--- START SOURCE RECORDS ---
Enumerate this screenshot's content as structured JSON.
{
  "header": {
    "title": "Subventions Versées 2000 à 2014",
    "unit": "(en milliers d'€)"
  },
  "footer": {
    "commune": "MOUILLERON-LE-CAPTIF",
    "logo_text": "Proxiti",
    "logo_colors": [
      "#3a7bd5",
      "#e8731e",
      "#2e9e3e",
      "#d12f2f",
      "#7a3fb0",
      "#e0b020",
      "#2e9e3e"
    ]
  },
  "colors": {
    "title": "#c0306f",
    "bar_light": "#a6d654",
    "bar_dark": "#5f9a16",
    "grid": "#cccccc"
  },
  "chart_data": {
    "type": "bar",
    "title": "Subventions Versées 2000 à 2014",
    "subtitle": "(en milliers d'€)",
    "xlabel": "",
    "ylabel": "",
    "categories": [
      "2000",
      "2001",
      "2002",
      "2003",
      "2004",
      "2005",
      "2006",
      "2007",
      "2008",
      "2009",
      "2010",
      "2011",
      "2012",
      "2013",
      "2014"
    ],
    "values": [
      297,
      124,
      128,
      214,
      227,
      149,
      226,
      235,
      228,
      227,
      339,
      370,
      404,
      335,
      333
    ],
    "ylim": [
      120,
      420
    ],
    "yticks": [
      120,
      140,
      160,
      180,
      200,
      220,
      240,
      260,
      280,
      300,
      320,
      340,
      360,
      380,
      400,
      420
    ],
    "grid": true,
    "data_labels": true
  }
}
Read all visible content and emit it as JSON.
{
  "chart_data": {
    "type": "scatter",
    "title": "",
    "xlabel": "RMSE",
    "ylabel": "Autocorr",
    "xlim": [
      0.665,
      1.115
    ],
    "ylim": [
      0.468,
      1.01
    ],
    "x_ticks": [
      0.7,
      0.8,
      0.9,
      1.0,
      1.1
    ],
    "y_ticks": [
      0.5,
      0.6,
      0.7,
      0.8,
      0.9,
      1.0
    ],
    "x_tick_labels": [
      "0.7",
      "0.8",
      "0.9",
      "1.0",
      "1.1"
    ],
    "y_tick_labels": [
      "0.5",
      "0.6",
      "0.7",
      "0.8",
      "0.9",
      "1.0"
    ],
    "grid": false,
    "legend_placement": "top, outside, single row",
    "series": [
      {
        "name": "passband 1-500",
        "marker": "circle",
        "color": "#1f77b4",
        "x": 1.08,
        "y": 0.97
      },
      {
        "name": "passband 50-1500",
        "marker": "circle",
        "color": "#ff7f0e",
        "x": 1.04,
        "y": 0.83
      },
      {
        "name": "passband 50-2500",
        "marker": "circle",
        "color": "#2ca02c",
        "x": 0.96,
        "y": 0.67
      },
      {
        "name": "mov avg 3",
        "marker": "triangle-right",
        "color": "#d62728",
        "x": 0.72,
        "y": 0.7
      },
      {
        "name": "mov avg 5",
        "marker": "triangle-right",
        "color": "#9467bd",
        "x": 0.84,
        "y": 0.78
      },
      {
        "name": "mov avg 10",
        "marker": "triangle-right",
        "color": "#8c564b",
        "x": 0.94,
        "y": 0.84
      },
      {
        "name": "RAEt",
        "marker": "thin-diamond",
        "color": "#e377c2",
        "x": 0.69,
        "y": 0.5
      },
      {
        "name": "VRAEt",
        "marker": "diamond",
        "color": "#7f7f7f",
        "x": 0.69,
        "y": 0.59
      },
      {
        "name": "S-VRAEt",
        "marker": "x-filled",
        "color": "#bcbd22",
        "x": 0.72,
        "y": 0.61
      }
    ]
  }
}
--- END SOURCE RECORDS ---
§ SHORT PROBLEM
Restate the data above word for word, please.

§ SOLVED EXERCISE
Enumerate this screenshot's content as structured JSON.
{
  "header": {
    "title": "Subventions Versées 2000 à 2014",
    "unit": "(en milliers d'€)"
  },
  "footer": {
    "commune": "MOUILLERON-LE-CAPTIF",
    "logo_text": "Proxiti",
    "logo_colors": [
      "#3a7bd5",
      "#e8731e",
      "#2e9e3e",
      "#d12f2f",
      "#7a3fb0",
      "#e0b020",
      "#2e9e3e"
    ]
  },
  "colors": {
    "title": "#c0306f",
    "bar_light": "#a6d654",
    "bar_dark": "#5f9a16",
    "grid": "#cccccc"
  },
  "chart_data": {
    "type": "bar",
    "title": "Subventions Versées 2000 à 2014",
    "subtitle": "(en milliers d'€)",
    "xlabel": "",
    "ylabel": "",
    "categories": [
      "2000",
      "2001",
      "2002",
      "2003",
      "2004",
      "2005",
      "2006",
      "2007",
      "2008",
      "2009",
      "2010",
      "2011",
      "2012",
      "2013",
      "2014"
    ],
    "values": [
      297,
      124,
      128,
      214,
      227,
      149,
      226,
      235,
      228,
      227,
      339,
      370,
      404,
      335,
      333
    ],
    "ylim": [
      120,
      420
    ],
    "yticks": [
      120,
      140,
      160,
      180,
      200,
      220,
      240,
      260,
      280,
      300,
      320,
      340,
      360,
      380,
      400,
      420
    ],
    "grid": true,
    "data_labels": true
  }
}
Read all visible content and emit it as JSON.
{
  "chart_data": {
    "type": "scatter",
    "title": "",
    "xlabel": "RMSE",
    "ylabel": "Autocorr",
    "xlim": [
      0.665,
      1.115
    ],
    "ylim": [
      0.468,
      1.01
    ],
    "x_ticks": [
      0.7,
      0.8,
      0.9,
      1.0,
      1.1
    ],
    "y_ticks": [
      0.5,
      0.6,
      0.7,
      0.8,
      0.9,
      1.0
    ],
    "x_tick_labels": [
      "0.7",
      "0.8",
      "0.9",
      "1.0",
      "1.1"
    ],
    "y_tick_labels": [
      "0.5",
      "0.6",
      "0.7",
      "0.8",
      "0.9",
      "1.0"
    ],
    "grid": false,
    "legend_placement": "top, outside, single row",
    "series": [
      {
        "name": "passband 1-500",
        "marker": "circle",
        "color": "#1f77b4",
        "x": 1.08,
        "y": 0.97
      },
      {
        "name": "passband 50-1500",
        "marker": "circle",
        "color": "#ff7f0e",
        "x": 1.04,
        "y": 0.83
      },
      {
        "name": "passband 50-2500",
        "marker": "circle",
        "color": "#2ca02c",
        "x": 0.96,
        "y": 0.67
      },
      {
        "name": "mov avg 3",
        "marker": "triangle-right",
        "color": "#d62728",
        "x": 0.72,
        "y": 0.7
      },
      {
        "name": "mov avg 5",
        "marker": "triangle-right",
        "color": "#9467bd",
        "x": 0.84,
        "y": 0.78
      },
      {
        "name": "mov avg 10",
        "marker": "triangle-right",
        "color": "#8c564b",
        "x": 0.94,
        "y": 0.84
      },
      {
        "name": "RAEt",
        "marker": "thin-diamond",
        "color": "#e377c2",
        "x": 0.69,
        "y": 0.5
      },
      {
        "name": "VRAEt",
        "marker": "diamond",
        "color": "#7f7f7f",
        "x": 0.69,
        "y": 0.59
      },
      {
        "name": "S-VRAEt",
        "marker": "x-filled",
        "color": "#bcbd22",
        "x": 0.72,
        "y": 0.61
      }
    ]
  }
}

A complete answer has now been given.